- _Passage given_
□ □ □ □ □
Prehistoric Family Values


Fossil hints at devoted parenting in dinosaurs
Michael Hopkin
Prehistoric familial care may explain instincts of modern birds and crocodiles.
Published online: 08 September 2004; | doi:10.1038/news040906-9

One adult dinosaur died surrounded by 34 young.
Ordinarily, I eschew the practice of posting something, just to say "this is cool." I try to post things that I have something to say about. Well, I don't have anything to say about this, except that it is pretty cool.

Fossil hunters in China have unearthed what looks like the final resting place of an adult dinosaur with 34 offspring. The unique discovery shows that at least some dinosaurs cared for their young after they hatched out, and suggests that the parental instincts of present-day birds and reptiles such as crocodiles may have a common evolutionary precursor.

In the fossilized group of horned dinosaurs called Psittacosaurus, a fully grown individual is surrounded by 34 youngsters, all huddled within an area of 0.5 square metres. It is almost certainly a family group rather than a happenstance collection of dead dinosaurs, says David Varricchio of Montana State University in Bozeman, part of the team who unearthed the bones in Liaoning, China.
□ □ □ □ □
- _Data listing_
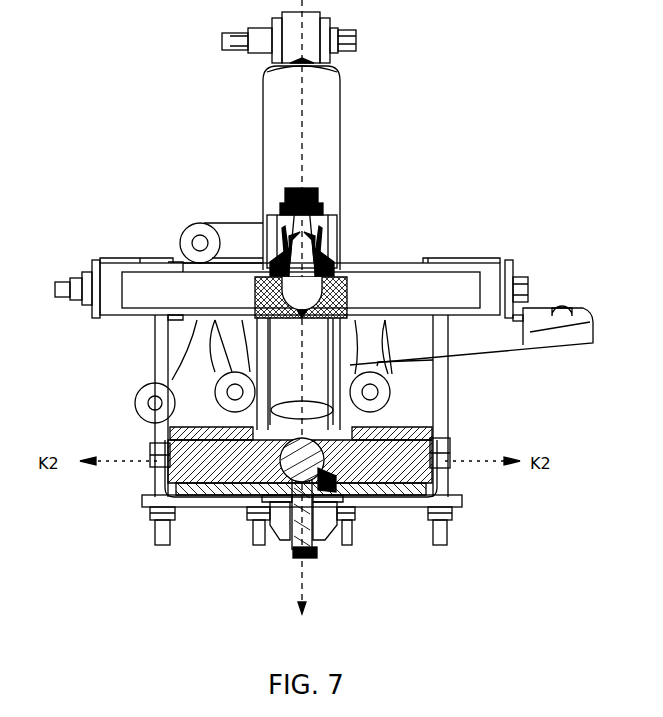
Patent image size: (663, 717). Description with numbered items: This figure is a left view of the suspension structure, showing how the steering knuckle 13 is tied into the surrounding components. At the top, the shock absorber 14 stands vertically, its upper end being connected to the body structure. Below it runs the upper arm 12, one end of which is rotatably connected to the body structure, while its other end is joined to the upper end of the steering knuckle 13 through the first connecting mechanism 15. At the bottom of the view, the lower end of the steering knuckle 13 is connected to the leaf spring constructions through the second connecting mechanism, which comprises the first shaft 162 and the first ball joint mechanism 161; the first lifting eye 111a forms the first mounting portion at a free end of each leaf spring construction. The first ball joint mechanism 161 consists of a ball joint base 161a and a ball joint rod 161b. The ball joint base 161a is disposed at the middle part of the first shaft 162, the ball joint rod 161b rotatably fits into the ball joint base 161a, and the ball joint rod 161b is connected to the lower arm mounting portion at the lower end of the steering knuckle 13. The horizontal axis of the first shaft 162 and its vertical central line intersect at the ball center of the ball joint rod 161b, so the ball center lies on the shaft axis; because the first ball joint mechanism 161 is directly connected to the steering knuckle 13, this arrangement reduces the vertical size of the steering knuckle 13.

The shock absorber 14 is at (332, 116).
The first connecting mechanism 15 is at (326, 200).
The upper arm 12 is at (384, 280).
The first shaft 162 is at (450, 452).
The steering knuckle 13 is at (321, 523).
The first ball joint mechanism 161 is at (261, 561).
The ball joint base 161a is at (242, 502).
The ball joint rod 161b is at (290, 537).
The first lifting eye 111a is at (388, 505).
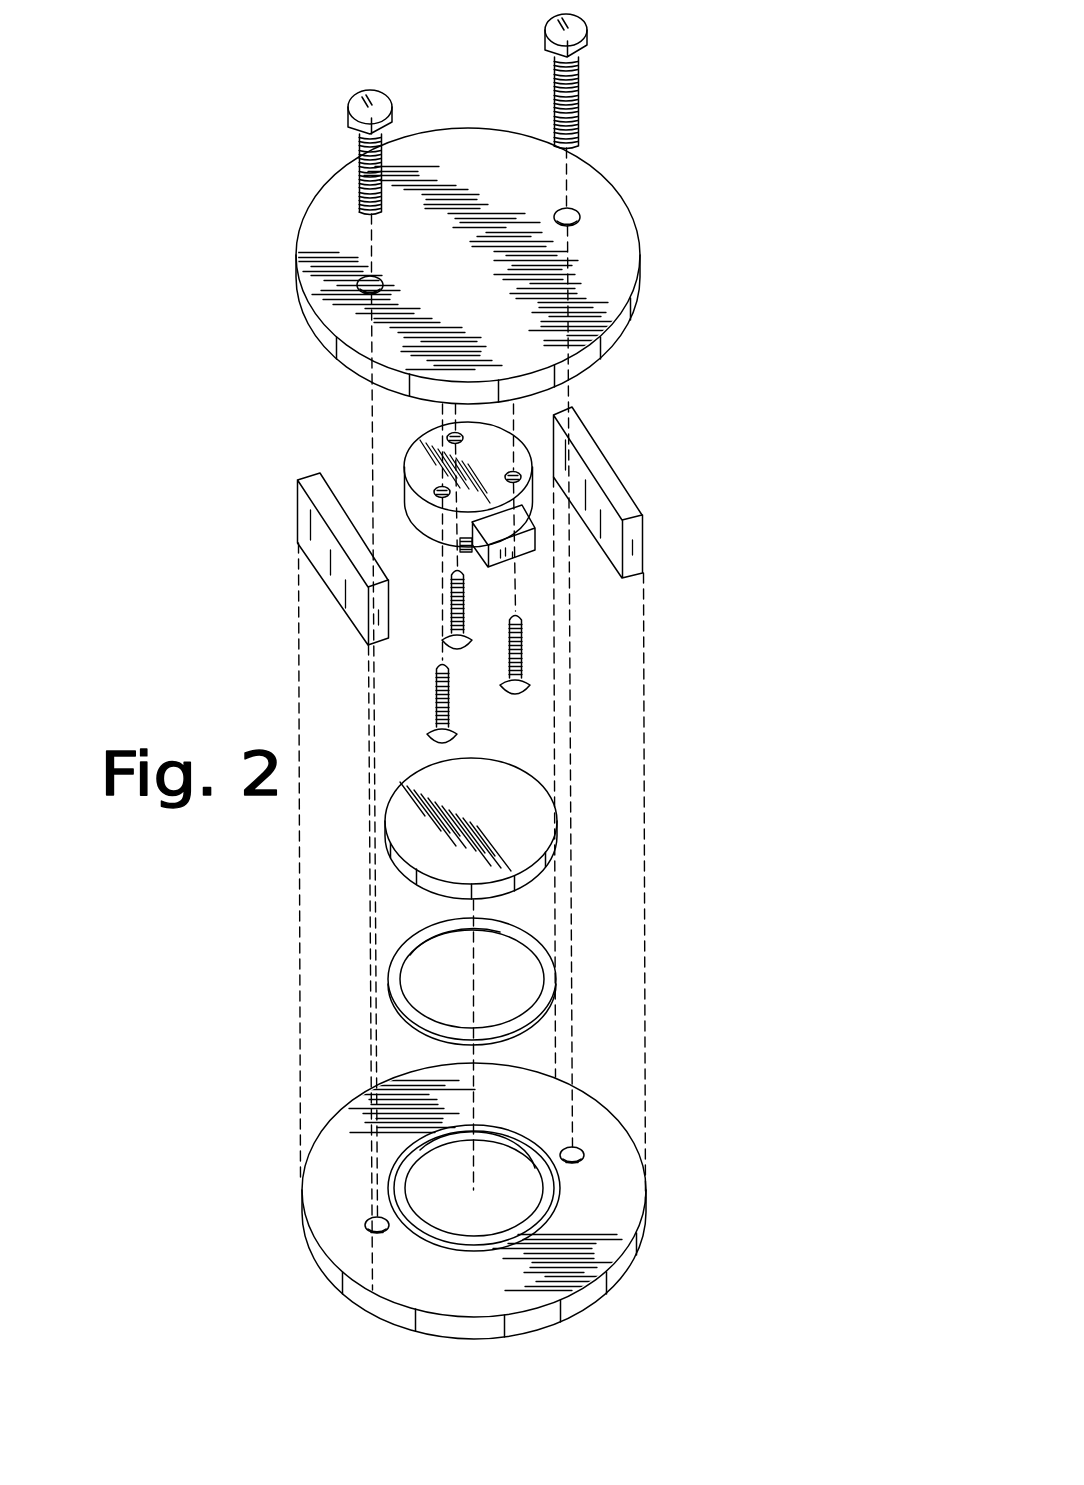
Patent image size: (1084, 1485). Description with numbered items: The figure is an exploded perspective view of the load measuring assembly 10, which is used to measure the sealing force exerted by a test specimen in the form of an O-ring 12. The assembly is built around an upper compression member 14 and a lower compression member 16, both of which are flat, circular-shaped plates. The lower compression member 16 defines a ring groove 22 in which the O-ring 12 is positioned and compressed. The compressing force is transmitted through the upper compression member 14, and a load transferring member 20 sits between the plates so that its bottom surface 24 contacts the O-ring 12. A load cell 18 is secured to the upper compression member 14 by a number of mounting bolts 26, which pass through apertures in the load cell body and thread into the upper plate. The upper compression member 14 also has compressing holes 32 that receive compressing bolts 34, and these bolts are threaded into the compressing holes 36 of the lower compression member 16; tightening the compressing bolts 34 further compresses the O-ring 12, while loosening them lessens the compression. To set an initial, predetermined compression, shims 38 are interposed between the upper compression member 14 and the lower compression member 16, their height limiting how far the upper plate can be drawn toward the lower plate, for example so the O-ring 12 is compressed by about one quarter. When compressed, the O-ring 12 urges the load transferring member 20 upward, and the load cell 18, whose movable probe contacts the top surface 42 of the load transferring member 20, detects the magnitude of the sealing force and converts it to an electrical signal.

The load measuring assembly 10 is at (752, 103).
The O-ring 12 is at (550, 1000).
The upper compression member 14 is at (628, 250).
The lower compression member 16 is at (630, 1200).
The load cell 18 is at (513, 423).
The load transferring member 20 is at (537, 809).
The ring groove 22 is at (556, 1198).
The bottom surface 24 is at (562, 805).
The mounting bolts 26 is at (466, 598).
The compressing holes 32 is at (575, 215).
The compressing bolts 34 is at (378, 100).
The compressing holes 36 is at (585, 1150).
The shims 38 is at (320, 478).
The top surface 42 is at (500, 772).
□ □ □ □ □
- _List of tasks_
a: Please copy the dinosaur parenting passage word for word, starting with "Published online: 08" and going on through "is pretty cool.".
b: Carry on the dinosaur parenting passage from its last sentence.

- _In response_
a:
Published online: 08 September 2004; | doi:10.1038/news040906-9

One adult dinosaur died surrounded by 34 young.
Ordinarily, I eschew the practice of posting something, just to say "this is cool." I try to post things that I have something to say about. Well, I don't have anything to say about this, except that it is pretty cool.

b:
"It does have that 'wow' aspect to it," he told news@nature.com. "It's more likely than not a family. It's hard to imagine [unrelated] whole skeletons being transported to the same place all together." [...]

"It is an amazing snapshot, a really nice, serendipitous finding," says Paul Barrett, a dinosaur expert at the Natural History Museum in London. But he cautions that the evidence for family life remains circumstantial at this stage.

Nevertheless, the arrangement is "very suggestive of post-hatching parental care", Barrett admits. The youngsters are all around 20-centimetres long, suggesting that they represent a single brood.